THE PROBLEM → The data below must be copied in full and without any change.

LISTING →
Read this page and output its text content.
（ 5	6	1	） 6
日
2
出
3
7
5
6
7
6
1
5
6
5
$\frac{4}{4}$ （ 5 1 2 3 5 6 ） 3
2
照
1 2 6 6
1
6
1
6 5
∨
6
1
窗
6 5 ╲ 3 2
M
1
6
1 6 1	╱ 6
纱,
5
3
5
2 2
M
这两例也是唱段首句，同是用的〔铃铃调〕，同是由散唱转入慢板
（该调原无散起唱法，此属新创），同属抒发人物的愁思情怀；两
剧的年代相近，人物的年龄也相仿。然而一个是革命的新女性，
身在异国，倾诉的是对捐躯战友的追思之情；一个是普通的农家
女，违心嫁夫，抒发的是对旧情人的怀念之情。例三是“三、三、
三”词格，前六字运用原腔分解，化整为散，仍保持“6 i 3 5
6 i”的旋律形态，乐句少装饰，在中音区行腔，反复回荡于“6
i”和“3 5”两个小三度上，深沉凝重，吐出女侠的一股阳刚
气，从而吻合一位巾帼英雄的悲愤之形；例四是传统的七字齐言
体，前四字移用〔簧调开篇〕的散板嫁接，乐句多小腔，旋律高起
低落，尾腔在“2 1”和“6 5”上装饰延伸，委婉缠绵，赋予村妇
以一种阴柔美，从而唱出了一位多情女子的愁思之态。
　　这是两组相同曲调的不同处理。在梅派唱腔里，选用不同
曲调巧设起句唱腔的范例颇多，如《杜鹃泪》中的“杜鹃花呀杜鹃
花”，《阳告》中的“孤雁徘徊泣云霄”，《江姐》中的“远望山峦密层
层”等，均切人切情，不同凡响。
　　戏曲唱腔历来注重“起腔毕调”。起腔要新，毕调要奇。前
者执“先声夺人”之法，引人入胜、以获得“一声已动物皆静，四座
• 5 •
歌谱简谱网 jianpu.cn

REPLY →
Read this page and output its text content.
（ 5	6	1	） 6
日
2
出
3
7
5
6
7
6
1
5
6
5
$\frac{4}{4}$ （ 5 1 2 3 5 6 ） 3
2
照
1 2 6 6
1
6
1
6 5
∨
6
1
窗
6 5 ╲ 3 2
M
1
6
1 6 1	╱ 6
纱,
5
3
5
2 2
M
这两例也是唱段首句，同是用的〔铃铃调〕，同是由散唱转入慢板
（该调原无散起唱法，此属新创），同属抒发人物的愁思情怀；两
剧的年代相近，人物的年龄也相仿。然而一个是革命的新女性，
身在异国，倾诉的是对捐躯战友的追思之情；一个是普通的农家
女，违心嫁夫，抒发的是对旧情人的怀念之情。例三是“三、三、
三”词格，前六字运用原腔分解，化整为散，仍保持“6 i 3 5
6 i”的旋律形态，乐句少装饰，在中音区行腔，反复回荡于“6
i”和“3 5”两个小三度上，深沉凝重，吐出女侠的一股阳刚
气，从而吻合一位巾帼英雄的悲愤之形；例四是传统的七字齐言
体，前四字移用〔簧调开篇〕的散板嫁接，乐句多小腔，旋律高起
低落，尾腔在“2 1”和“6 5”上装饰延伸，委婉缠绵，赋予村妇
以一种阴柔美，从而唱出了一位多情女子的愁思之态。
　　这是两组相同曲调的不同处理。在梅派唱腔里，选用不同
曲调巧设起句唱腔的范例颇多，如《杜鹃泪》中的“杜鹃花呀杜鹃
花”，《阳告》中的“孤雁徘徊泣云霄”，《江姐》中的“远望山峦密层
层”等，均切人切情，不同凡响。
　　戏曲唱腔历来注重“起腔毕调”。起腔要新，毕调要奇。前
者执“先声夺人”之法，引人入胜、以获得“一声已动物皆静，四座
• 5 •
歌谱简谱网 jianpu.cn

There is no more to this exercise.